» **Exercise aim**
Scan the lines and state how many carry "Evaluation". Leave out everything but the number.

» **Given records**

══════

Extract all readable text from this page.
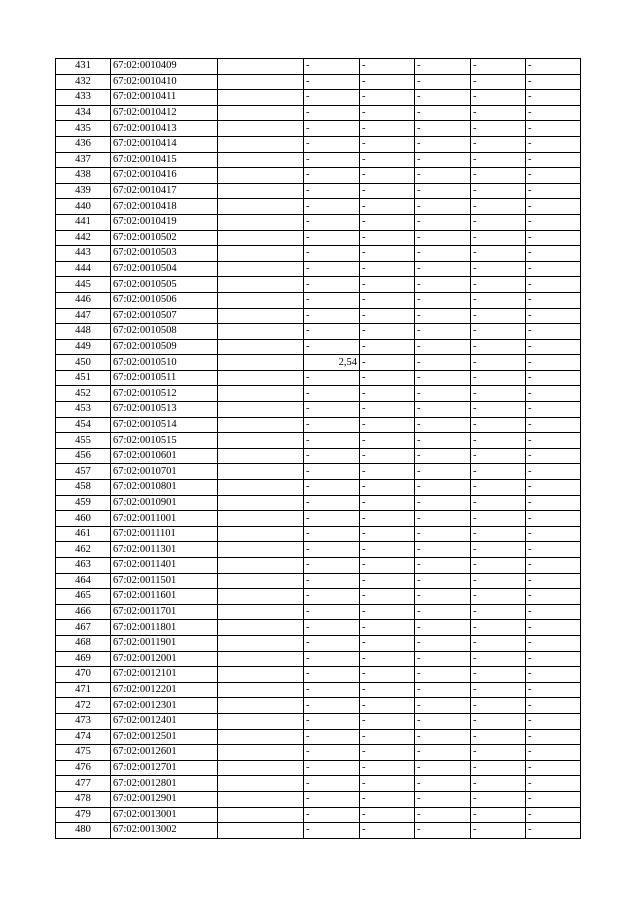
431	67:02:0010409		-	-	-	-	-
432	67:02:0010410		-	-	-	-	-
433	67:02:0010411		-	-	-	-	-
434	67:02:0010412		-	-	-	-	-
435	67:02:0010413		-	-	-	-	-
436	67:02:0010414		-	-	-	-	-
437	67:02:0010415		-	-	-	-	-
438	67:02:0010416		-	-	-	-	-
439	67:02:0010417		-	-	-	-	-
440	67:02:0010418		-	-	-	-	-
441	67:02:0010419		-	-	-	-	-
442	67:02:0010502		-	-	-	-	-
443	67:02:0010503		-	-	-	-	-
444	67:02:0010504		-	-	-	-	-
445	67:02:0010505		-	-	-	-	-
446	67:02:0010506		-	-	-	-	-
447	67:02:0010507		-	-	-	-	-
448	67:02:0010508		-	-	-	-	-
449	67:02:0010509		-	-	-	-	-
450	67:02:0010510		2,54	-	-	-	-
451	67:02:0010511		-	-	-	-	-
452	67:02:0010512		-	-	-	-	-
453	67:02:0010513		-	-	-	-	-
454	67:02:0010514		-	-	-	-	-
455	67:02:0010515		-	-	-	-	-
456	67:02:0010601		-	-	-	-	-
457	67:02:0010701		-	-	-	-	-
458	67:02:0010801		-	-	-	-	-
459	67:02:0010901		-	-	-	-	-
460	67:02:0011001		-	-	-	-	-
461	67:02:0011101		-	-	-	-	-
462	67:02:0011301		-	-	-	-	-
463	67:02:0011401		-	-	-	-	-
464	67:02:0011501		-	-	-	-	-
465	67:02:0011601		-	-	-	-	-
466	67:02:0011701		-	-	-	-	-
467	67:02:0011801		-	-	-	-	-
468	67:02:0011901		-	-	-	-	-
469	67:02:0012001		-	-	-	-	-
470	67:02:0012101		-	-	-	-	-
471	67:02:0012201		-	-	-	-	-
472	67:02:0012301		-	-	-	-	-
473	67:02:0012401		-	-	-	-	-
474	67:02:0012501		-	-	-	-	-
475	67:02:0012601		-	-	-	-	-
476	67:02:0012701		-	-	-	-	-
477	67:02:0012801		-	-	-	-	-
478	67:02:0012901		-	-	-	-	-
479	67:02:0013001		-	-	-	-	-
480	67:02:0013002		-	-	-	-	-
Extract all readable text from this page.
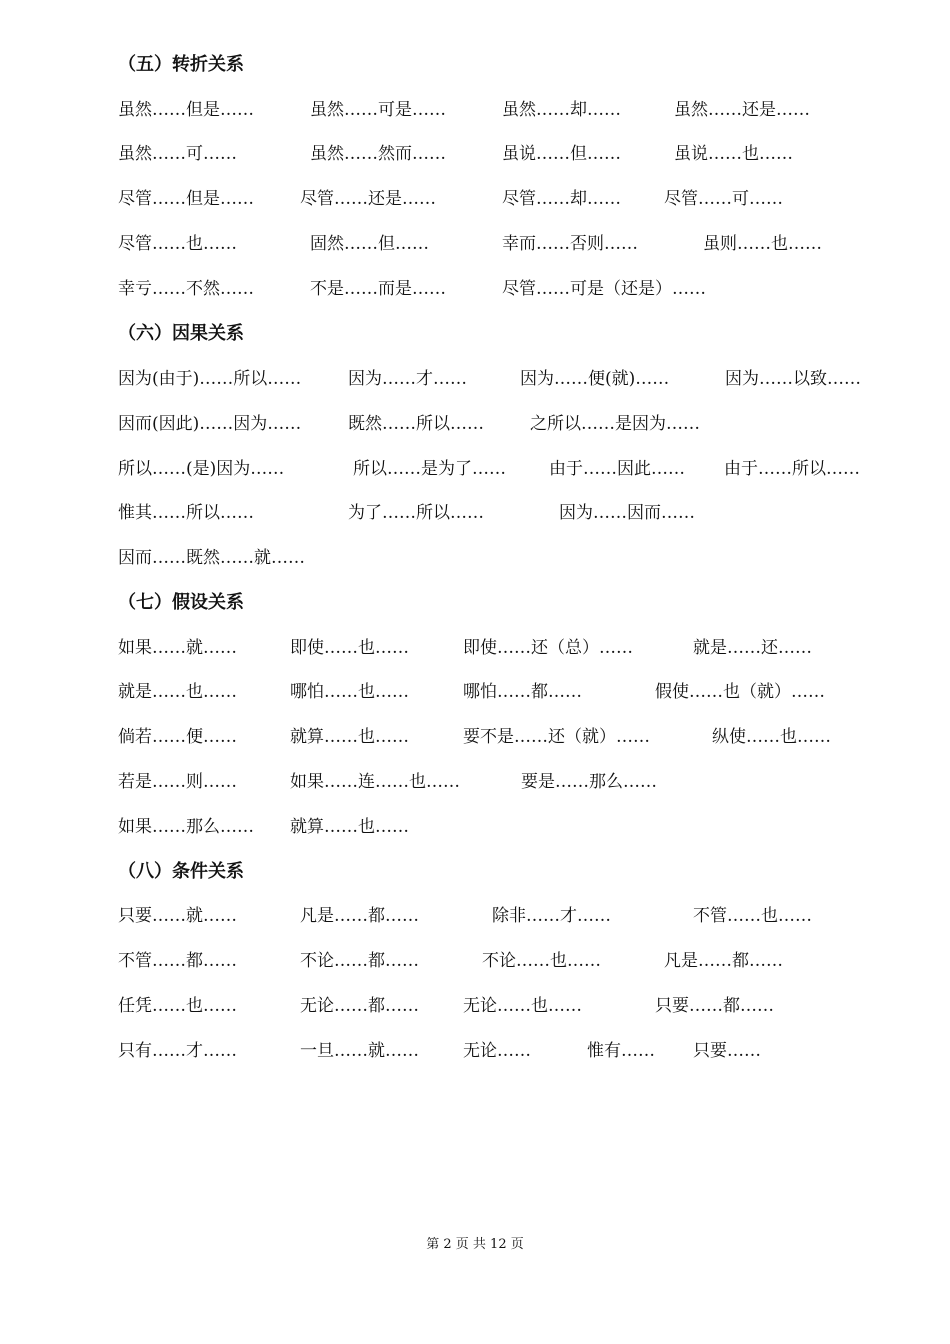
（五）转折关系
虽然……但是……	虽然……可是……	虽然……却……	虽然……还是……
虽然……可……	虽然……然而……	虽说……但……	虽说……也……
尽管……但是……	尽管……还是……	尽管……却……	尽管……可……
尽管……也……	固然……但……	幸而……否则……	虽则……也……
幸亏……不然……	不是……而是……	尽管……可是（还是）……
（六）因果关系
因为(由于)……所以……	因为……才……	因为……便(就)……	因为……以致……
因而(因此)……因为……	既然……所以……	之所以……是因为……
所以……(是)因为……	所以……是为了……	由于……因此…… 由于……所以……
惟其……所以……	为了……所以……	因为……因而……
因而……既然……就……
（七）假设关系
如果……就……	即使……也……	即使……还（总）……	就是……还……
就是……也……	哪怕……也……	哪怕……都……	假使……也（就）……
倘若……便……	就算……也……	要不是……还（就）……	纵使……也……
若是……则……	如果……连……也……	要是……那么……
如果……那么…… 就算……也……
（八）条件关系
只要……就……	凡是……都……	除非……才……	不管……也……
不管……都……	不论……都……	不论……也……	凡是……都……
任凭……也……	无论……都……	无论……也……	只要……都……
只有……才……	一旦……就……	无论……	惟有…… 只要……
第 2 页 共 12 页
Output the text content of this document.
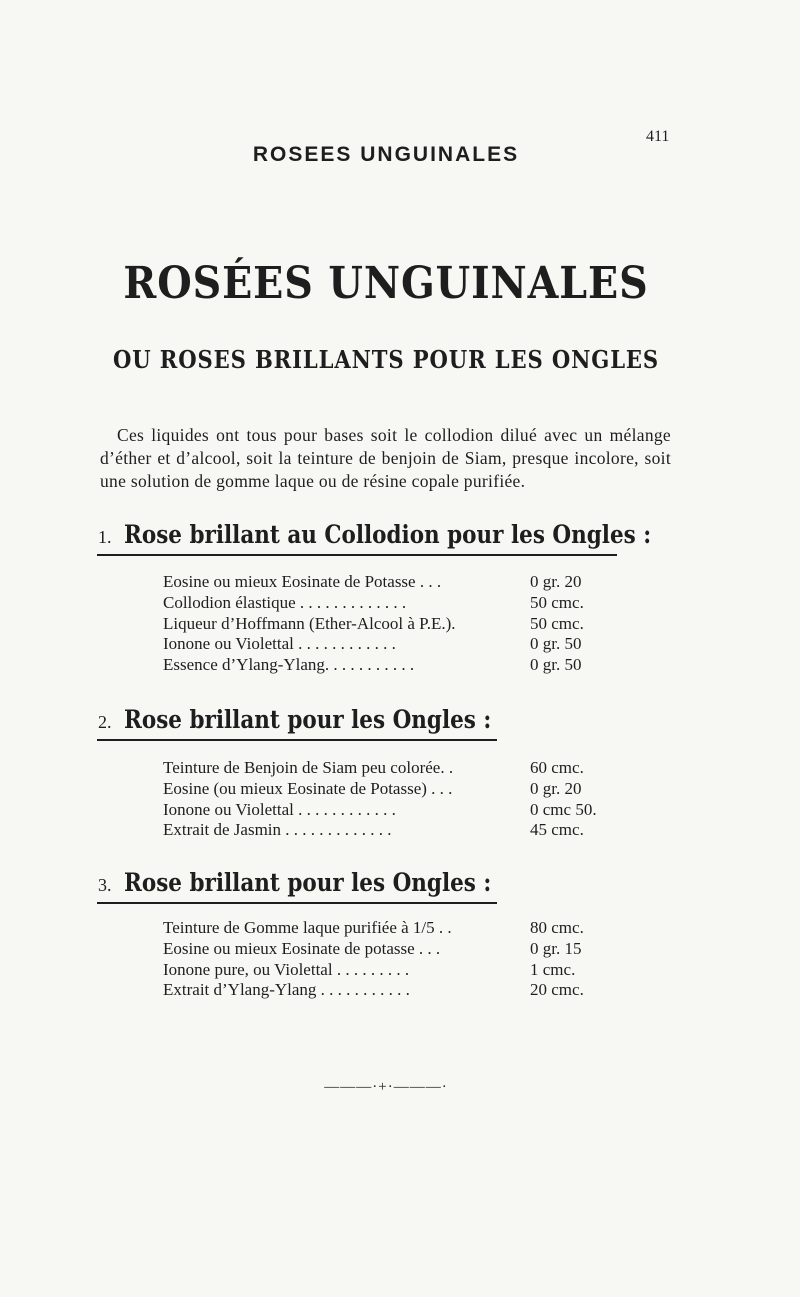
ROSEES UNGUINALES
411
ROSÉES UNGUINALES
OU ROSES BRILLANTS POUR LES ONGLES

Ces liquides ont tous pour bases soit le collodion dilué avec un mélange d’éther et d’alcool, soit la teinture de benjoin de Siam, presque incolore, soit une solution de gomme laque ou de résine copale purifiée.

1. Rose brillant au Collodion pour les Ongles :
Eosine ou mieux Eosinate de Potasse . . .	0 gr. 20
Collodion élastique . . . . . . . . . . . . .	50 cmc.
Liqueur d’Hoffmann (Ether-Alcool à P.E.).	50 cmc.
Ionone ou Violettal . . . . . . . . . . . .	0 gr. 50
Essence d’Ylang-Ylang. . . . . . . . . . .	0 gr. 50
2. Rose brillant pour les Ongles :
Teinture de Benjoin de Siam peu colorée. .	60 cmc.
Eosine (ou mieux Eosinate de Potasse) . . .	0 gr. 20
Ionone ou Violettal . . . . . . . . . . . .	0 cmc 50.
Extrait de Jasmin . . . . . . . . . . . . .	45 cmc.
3. Rose brillant pour les Ongles :
Teinture de Gomme laque purifiée à 1/5 . .	80 cmc.
Eosine ou mieux Eosinate de potasse . . .	0 gr. 15
Ionone pure, ou Violettal . . . . . . . . .	1 cmc.
Extrait d’Ylang-Ylang . . . . . . . . . . .	20 cmc.
———·+·———·
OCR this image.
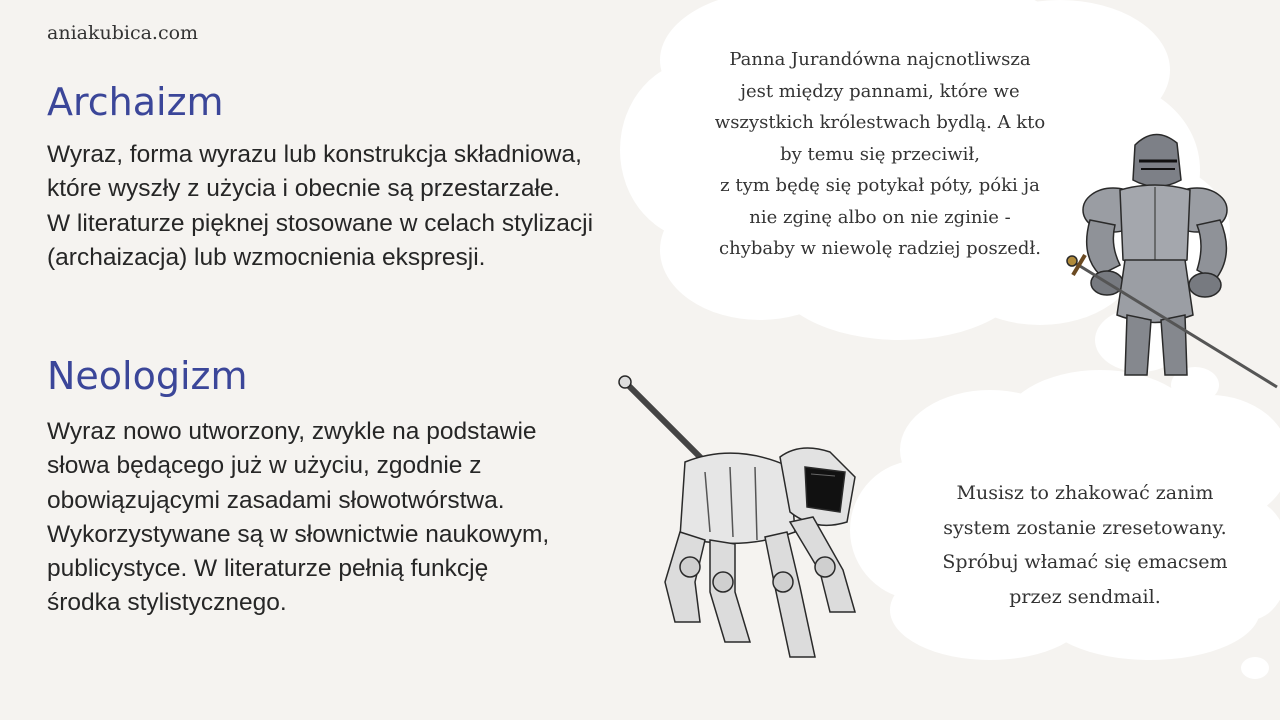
aniakubica.com
Archaizm

Wyraz, forma wyrazu lub konstrukcja składniowa,
które wyszły z użycia i obecnie są przestarzałe.
W literaturze pięknej stosowane w celach stylizacji
(archaizacja) lub wzmocnienia ekspresji.

Neologizm

Wyraz nowo utworzony, zwykle na podstawie
słowa będącego już w użyciu, zgodnie z
obowiązującymi zasadami słowotwórstwa.
Wykorzystywane są w słownictwie naukowym,
publicystyce. W literaturze pełnią funkcję
środka stylistycznego.

Panna Jurandówna najcnotliwsza
jest między pannami, które we
wszystkich królestwach bydlą. A kto
by temu się przeciwił,
z tym będę się potykał póty, póki ja
nie zginę albo on nie zginie -
chybaby w niewolę radziej poszedł.
Musisz to zhakować zanim
system zostanie zresetowany.
Spróbuj włamać się emacsem
przez sendmail.
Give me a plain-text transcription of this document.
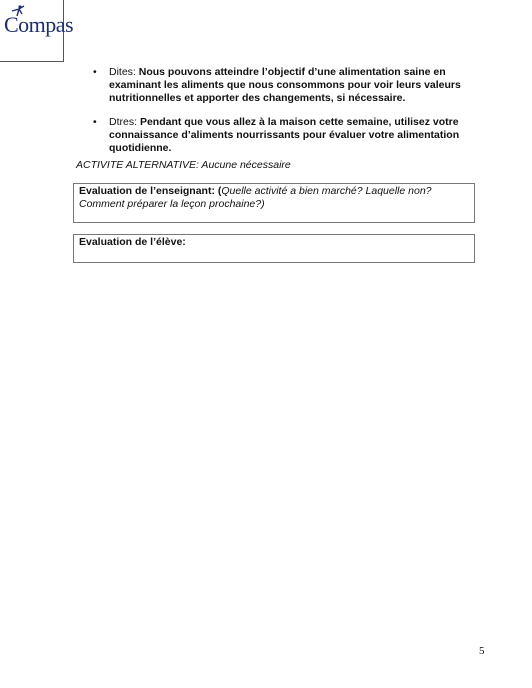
Compas
• Dites: Nous pouvons atteindre l’objectif d’une alimentation saine en examinant les aliments que nous consommons pour voir leurs valeurs nutritionnelles et apporter des changements, si nécessaire.
• Dtres: Pendant que vous allez à la maison cette semaine, utilisez votre connaissance d’aliments nourrissants pour évaluer votre alimentation quotidienne.
ACTIVITE ALTERNATIVE: Aucune nécessaire
Evaluation de l’enseignant: (Quelle activité a bien marché? Laquelle non? Comment préparer la leçon prochaine?)
Evaluation de l’élève:
5
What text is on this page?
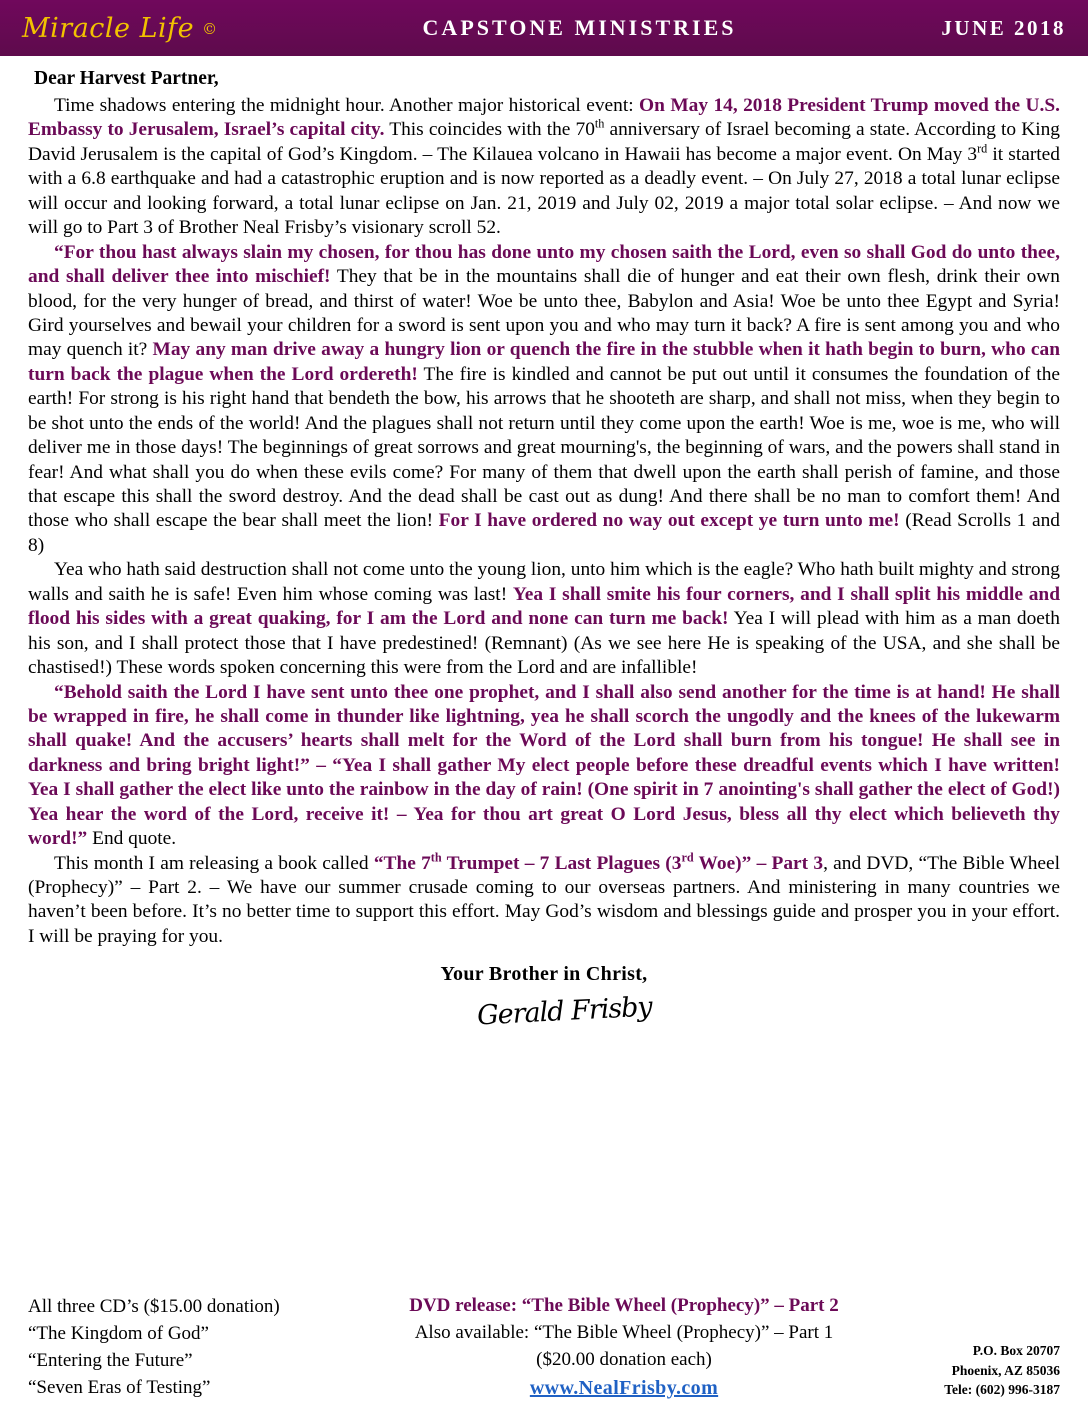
Miracle Life ©	CAPSTONE MINISTRIES	JUNE 2018
Dear Harvest Partner,

Time shadows entering the midnight hour. Another major historical event: On May 14, 2018 President Trump moved the U.S. Embassy to Jerusalem, Israel’s capital city. This coincides with the 70th anniversary of Israel becoming a state. According to King David Jerusalem is the capital of God’s Kingdom. – The Kilauea volcano in Hawaii has become a major event. On May 3rd it started with a 6.8 earthquake and had a catastrophic eruption and is now reported as a deadly event. – On July 27, 2018 a total lunar eclipse will occur and looking forward, a total lunar eclipse on Jan. 21, 2019 and July 02, 2019 a major total solar eclipse. – And now we will go to Part 3 of Brother Neal Frisby’s visionary scroll 52.

“For thou hast always slain my chosen, for thou has done unto my chosen saith the Lord, even so shall God do unto thee, and shall deliver thee into mischief! They that be in the mountains shall die of hunger and eat their own flesh, drink their own blood, for the very hunger of bread, and thirst of water! Woe be unto thee, Babylon and Asia! Woe be unto thee Egypt and Syria! Gird yourselves and bewail your children for a sword is sent upon you and who may turn it back? A fire is sent among you and who may quench it? May any man drive away a hungry lion or quench the fire in the stubble when it hath begin to burn, who can turn back the plague when the Lord ordereth! The fire is kindled and cannot be put out until it consumes the foundation of the earth! For strong is his right hand that bendeth the bow, his arrows that he shooteth are sharp, and shall not miss, when they begin to be shot unto the ends of the world! And the plagues shall not return until they come upon the earth! Woe is me, woe is me, who will deliver me in those days! The beginnings of great sorrows and great mourning's, the beginning of wars, and the powers shall stand in fear! And what shall you do when these evils come? For many of them that dwell upon the earth shall perish of famine, and those that escape this shall the sword destroy. And the dead shall be cast out as dung! And there shall be no man to comfort them! And those who shall escape the bear shall meet the lion! For I have ordered no way out except ye turn unto me! (Read Scrolls 1 and 8)

Yea who hath said destruction shall not come unto the young lion, unto him which is the eagle? Who hath built mighty and strong walls and saith he is safe! Even him whose coming was last! Yea I shall smite his four corners, and I shall split his middle and flood his sides with a great quaking, for I am the Lord and none can turn me back! Yea I will plead with him as a man doeth his son, and I shall protect those that I have predestined! (Remnant) (As we see here He is speaking of the USA, and she shall be chastised!) These words spoken concerning this were from the Lord and are infallible!

“Behold saith the Lord I have sent unto thee one prophet, and I shall also send another for the time is at hand! He shall be wrapped in fire, he shall come in thunder like lightning, yea he shall scorch the ungodly and the knees of the lukewarm shall quake! And the accusers’ hearts shall melt for the Word of the Lord shall burn from his tongue! He shall see in darkness and bring bright light!” – “Yea I shall gather My elect people before these dreadful events which I have written! Yea I shall gather the elect like unto the rainbow in the day of rain! (One spirit in 7 anointing's shall gather the elect of God!) Yea hear the word of the Lord, receive it! – Yea for thou art great O Lord Jesus, bless all thy elect which believeth thy word!” End quote.

This month I am releasing a book called “The 7th Trumpet – 7 Last Plagues (3rd Woe)” – Part 3, and DVD, “The Bible Wheel (Prophecy)” – Part 2. – We have our summer crusade coming to our overseas partners. And ministering in many countries we haven’t been before. It’s no better time to support this effort. May God’s wisdom and blessings guide and prosper you in your effort. I will be praying for you.

Your Brother in Christ,
Gerald Frisby
All three CD’s ($15.00 donation)
“The Kingdom of God”
“Entering the Future”
“Seven Eras of Testing”
DVD release: “The Bible Wheel (Prophecy)” – Part 2
Also available: “The Bible Wheel (Prophecy)” – Part 1
($20.00 donation each)
www.NealFrisby.com
P.O. Box 20707
Phoenix, AZ 85036
Tele: (602) 996-3187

══════

» **Task result**
2